##### RECORDS TO USE

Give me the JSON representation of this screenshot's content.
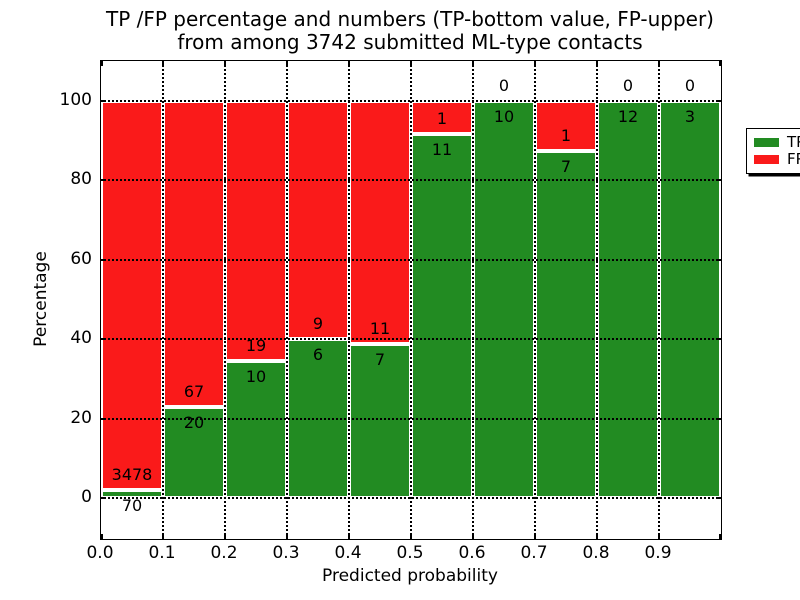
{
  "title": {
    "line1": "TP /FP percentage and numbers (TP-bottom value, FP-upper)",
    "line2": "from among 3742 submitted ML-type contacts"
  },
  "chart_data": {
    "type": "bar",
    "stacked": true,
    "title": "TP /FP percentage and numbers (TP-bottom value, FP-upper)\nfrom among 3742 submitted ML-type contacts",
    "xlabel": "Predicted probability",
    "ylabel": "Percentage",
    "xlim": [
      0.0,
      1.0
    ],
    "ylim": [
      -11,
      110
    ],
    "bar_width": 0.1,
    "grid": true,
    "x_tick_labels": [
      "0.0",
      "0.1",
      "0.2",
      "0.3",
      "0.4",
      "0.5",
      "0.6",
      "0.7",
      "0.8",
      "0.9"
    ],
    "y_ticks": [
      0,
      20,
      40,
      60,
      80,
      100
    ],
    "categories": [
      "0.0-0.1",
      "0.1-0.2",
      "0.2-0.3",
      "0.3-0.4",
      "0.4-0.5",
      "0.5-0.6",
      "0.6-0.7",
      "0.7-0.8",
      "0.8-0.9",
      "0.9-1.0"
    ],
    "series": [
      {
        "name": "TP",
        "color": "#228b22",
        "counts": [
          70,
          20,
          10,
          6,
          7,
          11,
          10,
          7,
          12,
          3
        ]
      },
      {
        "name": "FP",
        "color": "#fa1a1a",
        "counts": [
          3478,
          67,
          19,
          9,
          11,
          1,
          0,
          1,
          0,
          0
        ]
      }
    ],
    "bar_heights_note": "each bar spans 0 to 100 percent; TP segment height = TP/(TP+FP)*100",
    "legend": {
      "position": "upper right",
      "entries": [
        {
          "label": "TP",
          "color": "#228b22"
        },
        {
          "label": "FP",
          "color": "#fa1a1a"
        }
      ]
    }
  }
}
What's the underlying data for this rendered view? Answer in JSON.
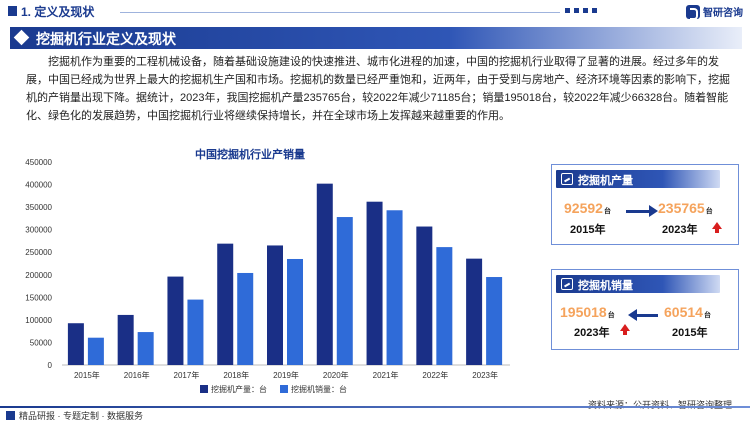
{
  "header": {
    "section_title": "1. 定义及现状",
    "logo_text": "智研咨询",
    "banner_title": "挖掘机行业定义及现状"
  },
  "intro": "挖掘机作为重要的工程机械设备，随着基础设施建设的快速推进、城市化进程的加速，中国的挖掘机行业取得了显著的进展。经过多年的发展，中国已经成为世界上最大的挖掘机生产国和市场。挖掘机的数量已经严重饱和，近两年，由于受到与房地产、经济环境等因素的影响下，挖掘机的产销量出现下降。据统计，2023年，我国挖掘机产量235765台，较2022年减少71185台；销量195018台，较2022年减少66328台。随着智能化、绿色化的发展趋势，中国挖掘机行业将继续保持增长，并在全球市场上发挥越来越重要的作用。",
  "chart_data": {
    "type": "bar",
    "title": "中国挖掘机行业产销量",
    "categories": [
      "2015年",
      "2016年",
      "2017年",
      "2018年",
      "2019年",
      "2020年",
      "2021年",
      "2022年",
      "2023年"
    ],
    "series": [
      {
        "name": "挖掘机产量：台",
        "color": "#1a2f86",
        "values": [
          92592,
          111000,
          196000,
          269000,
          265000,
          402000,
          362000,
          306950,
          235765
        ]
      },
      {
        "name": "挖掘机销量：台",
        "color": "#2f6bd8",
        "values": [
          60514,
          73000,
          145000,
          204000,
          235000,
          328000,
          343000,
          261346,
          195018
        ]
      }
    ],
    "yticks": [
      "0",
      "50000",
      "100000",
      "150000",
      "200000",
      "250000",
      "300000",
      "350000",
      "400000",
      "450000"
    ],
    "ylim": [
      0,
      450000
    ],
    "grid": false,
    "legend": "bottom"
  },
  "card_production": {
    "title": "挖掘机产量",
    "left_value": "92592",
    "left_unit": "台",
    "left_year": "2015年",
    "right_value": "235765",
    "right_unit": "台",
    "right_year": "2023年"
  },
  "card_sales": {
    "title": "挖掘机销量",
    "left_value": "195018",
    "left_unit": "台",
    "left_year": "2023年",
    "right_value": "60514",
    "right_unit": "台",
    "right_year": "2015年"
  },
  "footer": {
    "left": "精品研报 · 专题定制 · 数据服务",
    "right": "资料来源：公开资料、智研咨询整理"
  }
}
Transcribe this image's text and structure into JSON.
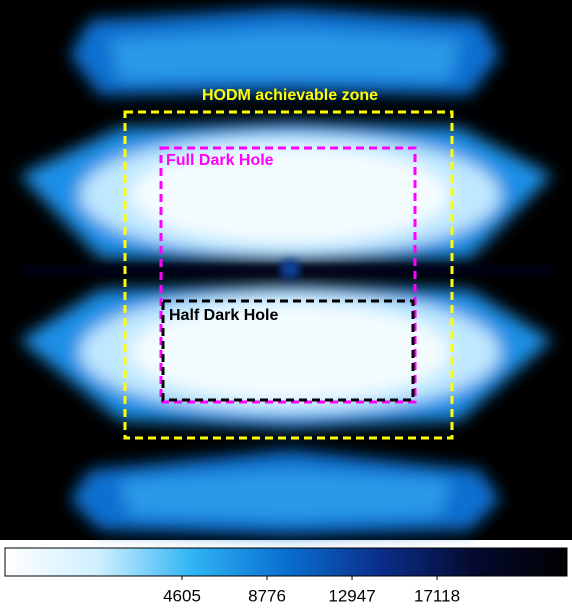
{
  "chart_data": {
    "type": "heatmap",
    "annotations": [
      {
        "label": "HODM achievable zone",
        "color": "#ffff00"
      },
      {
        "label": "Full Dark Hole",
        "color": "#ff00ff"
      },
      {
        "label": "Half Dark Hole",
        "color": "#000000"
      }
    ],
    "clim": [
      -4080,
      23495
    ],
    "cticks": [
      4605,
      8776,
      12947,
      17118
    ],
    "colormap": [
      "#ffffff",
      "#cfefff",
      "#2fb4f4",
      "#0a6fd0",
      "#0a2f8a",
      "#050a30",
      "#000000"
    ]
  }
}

##########

▶ **WHAT THE EXERCISE ASKS**: Each line of the data is to be duplicated exactly; pictures stay out of the copy.

▶ **RESULT**:
Give me the JSON representation of this screenshot's content.
{
  "title": {
    "line1": "TP /FP percentage and numbers (TP-bottom value, FP-upper)",
    "line2": "from among 3742 submitted ML-type contacts"
  },
  "chart_data": {
    "type": "bar",
    "stacked": true,
    "title": "TP /FP percentage and numbers (TP-bottom value, FP-upper)\nfrom among 3742 submitted ML-type contacts",
    "xlabel": "Predicted probability",
    "ylabel": "Percentage",
    "xlim": [
      0.0,
      1.0
    ],
    "ylim": [
      -11,
      110
    ],
    "bar_width": 0.1,
    "grid": true,
    "x_tick_labels": [
      "0.0",
      "0.1",
      "0.2",
      "0.3",
      "0.4",
      "0.5",
      "0.6",
      "0.7",
      "0.8",
      "0.9"
    ],
    "y_ticks": [
      0,
      20,
      40,
      60,
      80,
      100
    ],
    "categories": [
      "0.0-0.1",
      "0.1-0.2",
      "0.2-0.3",
      "0.3-0.4",
      "0.4-0.5",
      "0.5-0.6",
      "0.6-0.7",
      "0.7-0.8",
      "0.8-0.9",
      "0.9-1.0"
    ],
    "series": [
      {
        "name": "TP",
        "color": "#228b22",
        "counts": [
          70,
          20,
          10,
          6,
          7,
          11,
          10,
          7,
          12,
          3
        ]
      },
      {
        "name": "FP",
        "color": "#fa1a1a",
        "counts": [
          3478,
          67,
          19,
          9,
          11,
          1,
          0,
          1,
          0,
          0
        ]
      }
    ],
    "bar_heights_note": "each bar spans 0 to 100 percent; TP segment height = TP/(TP+FP)*100",
    "legend": {
      "position": "upper right",
      "entries": [
        {
          "label": "TP",
          "color": "#228b22"
        },
        {
          "label": "FP",
          "color": "#fa1a1a"
        }
      ]
    }
  }
}
What's the underlying data for this rendered view? Answer in JSON.
{
  "header": {
    "section_title": "1. 定义及现状",
    "logo_text": "智研咨询",
    "banner_title": "挖掘机行业定义及现状"
  },
  "intro": "挖掘机作为重要的工程机械设备，随着基础设施建设的快速推进、城市化进程的加速，中国的挖掘机行业取得了显著的进展。经过多年的发展，中国已经成为世界上最大的挖掘机生产国和市场。挖掘机的数量已经严重饱和，近两年，由于受到与房地产、经济环境等因素的影响下，挖掘机的产销量出现下降。据统计，2023年，我国挖掘机产量235765台，较2022年减少71185台；销量195018台，较2022年减少66328台。随着智能化、绿色化的发展趋势，中国挖掘机行业将继续保持增长，并在全球市场上发挥越来越重要的作用。",
  "chart_data": {
    "type": "bar",
    "title": "中国挖掘机行业产销量",
    "categories": [
      "2015年",
      "2016年",
      "2017年",
      "2018年",
      "2019年",
      "2020年",
      "2021年",
      "2022年",
      "2023年"
    ],
    "series": [
      {
        "name": "挖掘机产量：台",
        "color": "#1a2f86",
        "values": [
          92592,
          111000,
          196000,
          269000,
          265000,
          402000,
          362000,
          306950,
          235765
        ]
      },
      {
        "name": "挖掘机销量：台",
        "color": "#2f6bd8",
        "values": [
          60514,
          73000,
          145000,
          204000,
          235000,
          328000,
          343000,
          261346,
          195018
        ]
      }
    ],
    "yticks": [
      "0",
      "50000",
      "100000",
      "150000",
      "200000",
      "250000",
      "300000",
      "350000",
      "400000",
      "450000"
    ],
    "ylim": [
      0,
      450000
    ],
    "grid": false,
    "legend": "bottom"
  },
  "card_production": {
    "title": "挖掘机产量",
    "left_value": "92592",
    "left_unit": "台",
    "left_year": "2015年",
    "right_value": "235765",
    "right_unit": "台",
    "right_year": "2023年"
  },
  "card_sales": {
    "title": "挖掘机销量",
    "left_value": "195018",
    "left_unit": "台",
    "left_year": "2023年",
    "right_value": "60514",
    "right_unit": "台",
    "right_year": "2015年"
  },
  "footer": {
    "left": "精品研报 · 专题定制 · 数据服务",
    "right": "资料来源：公开资料、智研咨询整理"
  }
}
Transcribe this image's text and structure into JSON.
{
  "chart_data": {
    "type": "heatmap",
    "annotations": [
      {
        "label": "HODM achievable zone",
        "color": "#ffff00"
      },
      {
        "label": "Full Dark Hole",
        "color": "#ff00ff"
      },
      {
        "label": "Half Dark Hole",
        "color": "#000000"
      }
    ],
    "clim": [
      -4080,
      23495
    ],
    "cticks": [
      4605,
      8776,
      12947,
      17118
    ],
    "colormap": [
      "#ffffff",
      "#cfefff",
      "#2fb4f4",
      "#0a6fd0",
      "#0a2f8a",
      "#050a30",
      "#000000"
    ]
  }
}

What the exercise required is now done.